## What needs to be done
From the listing below, pull out the lines that hold "compression".
+++++
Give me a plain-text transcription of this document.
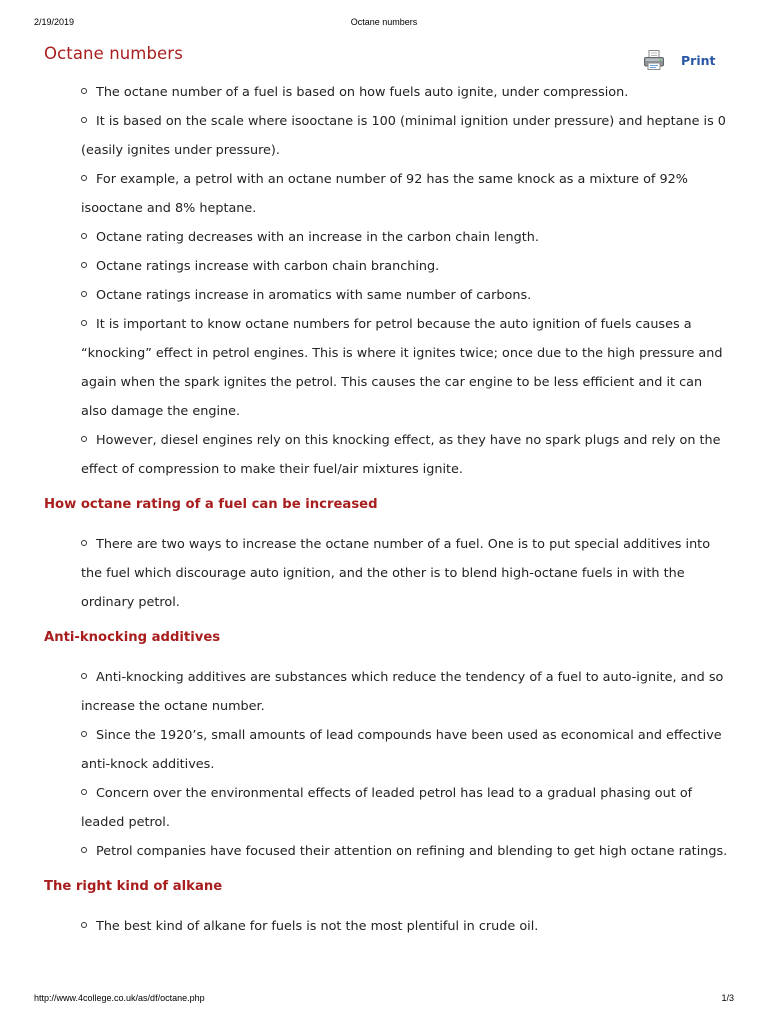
2/19/2019	Octane numbers
Octane numbers	Print
The octane number of a fuel is based on how fuels auto ignite, under compression.
It is based on the scale where isooctane is 100 (minimal ignition under pressure) and heptane is 0 (easily ignites under pressure).
For example, a petrol with an octane number of 92 has the same knock as a mixture of 92% isooctane and 8% heptane.
Octane rating decreases with an increase in the carbon chain length.
Octane ratings increase with carbon chain branching.
Octane ratings increase in aromatics with same number of carbons.
It is important to know octane numbers for petrol because the auto ignition of fuels causes a “knocking” effect in petrol engines. This is where it ignites twice; once due to the high pressure and again when the spark ignites the petrol. This causes the car engine to be less efficient and it can also damage the engine.
However, diesel engines rely on this knocking effect, as they have no spark plugs and rely on the effect of compression to make their fuel/air mixtures ignite.
How octane rating of a fuel can be increased
There are two ways to increase the octane number of a fuel. One is to put special additives into the fuel which discourage auto ignition, and the other is to blend high-octane fuels in with the ordinary petrol.
Anti-knocking additives
Anti-knocking additives are substances which reduce the tendency of a fuel to auto-ignite, and so increase the octane number.
Since the 1920’s, small amounts of lead compounds have been used as economical and effective anti-knock additives.
Concern over the environmental effects of leaded petrol has lead to a gradual phasing out of leaded petrol.
Petrol companies have focused their attention on refining and blending to get high octane ratings.
The right kind of alkane
The best kind of alkane for fuels is not the most plentiful in crude oil.
http://www.4college.co.uk/as/df/octane.php	1/3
+++++
## Output of the task
The octane number of a fuel is based on how fuels auto ignite, under compression.
However, diesel engines rely on this knocking effect, as they have no spark plugs and rely on the effect of compression to make their fuel/air mixtures ignite.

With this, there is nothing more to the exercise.